▸ **Written problem**
Output the records exactly as they appear, with no pictures included.

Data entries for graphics

.....

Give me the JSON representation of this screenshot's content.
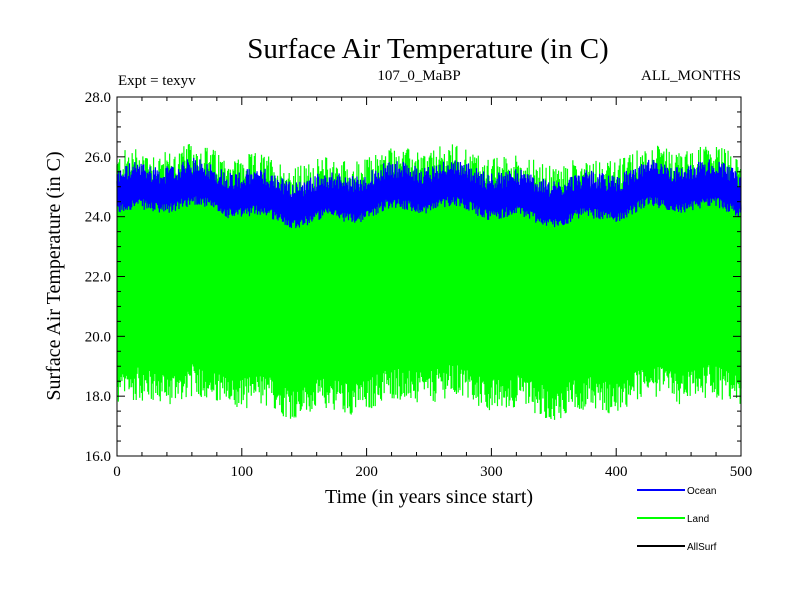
{
  "chart_data": {
    "type": "line",
    "title": "Surface Air Temperature (in C)",
    "subtitle_left": "Expt = texyv",
    "subtitle_center": "107_0_MaBP",
    "subtitle_right": "ALL_MONTHS",
    "xlabel": "Time (in years since start)",
    "ylabel": "Surface Air Temperature (in C)",
    "xlim": [
      0,
      500
    ],
    "ylim": [
      16.0,
      28.0
    ],
    "xticks": [
      0,
      100,
      200,
      300,
      400,
      500
    ],
    "yticks": [
      "16.0",
      "18.0",
      "20.0",
      "22.0",
      "24.0",
      "26.0",
      "28.0"
    ],
    "grid": false,
    "legend_position": "bottom-right",
    "series": [
      {
        "name": "Ocean",
        "color": "#0000ff",
        "mean": 24.7,
        "range": [
          23.9,
          25.8
        ]
      },
      {
        "name": "Land",
        "color": "#00ff00",
        "mean": 21.3,
        "range": [
          17.0,
          26.6
        ]
      },
      {
        "name": "AllSurf",
        "color": "#000000"
      }
    ]
  }
}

.....

▸ **Solution to this exercise**
Give me the JSON representation of this screenshot's content.
{
  "chart_data": {
    "type": "line",
    "title": "Surface Air Temperature (in C)",
    "subtitle_left": "Expt = texyv",
    "subtitle_center": "107_0_MaBP",
    "subtitle_right": "ALL_MONTHS",
    "xlabel": "Time (in years since start)",
    "ylabel": "Surface Air Temperature (in C)",
    "xlim": [
      0,
      500
    ],
    "ylim": [
      16.0,
      28.0
    ],
    "xticks": [
      0,
      100,
      200,
      300,
      400,
      500
    ],
    "yticks": [
      "16.0",
      "18.0",
      "20.0",
      "22.0",
      "24.0",
      "26.0",
      "28.0"
    ],
    "grid": false,
    "legend_position": "bottom-right",
    "series": [
      {
        "name": "Ocean",
        "color": "#0000ff",
        "mean": 24.7,
        "range": [
          23.9,
          25.8
        ]
      },
      {
        "name": "Land",
        "color": "#00ff00",
        "mean": 21.3,
        "range": [
          17.0,
          26.6
        ]
      },
      {
        "name": "AllSurf",
        "color": "#000000"
      }
    ]
  }
}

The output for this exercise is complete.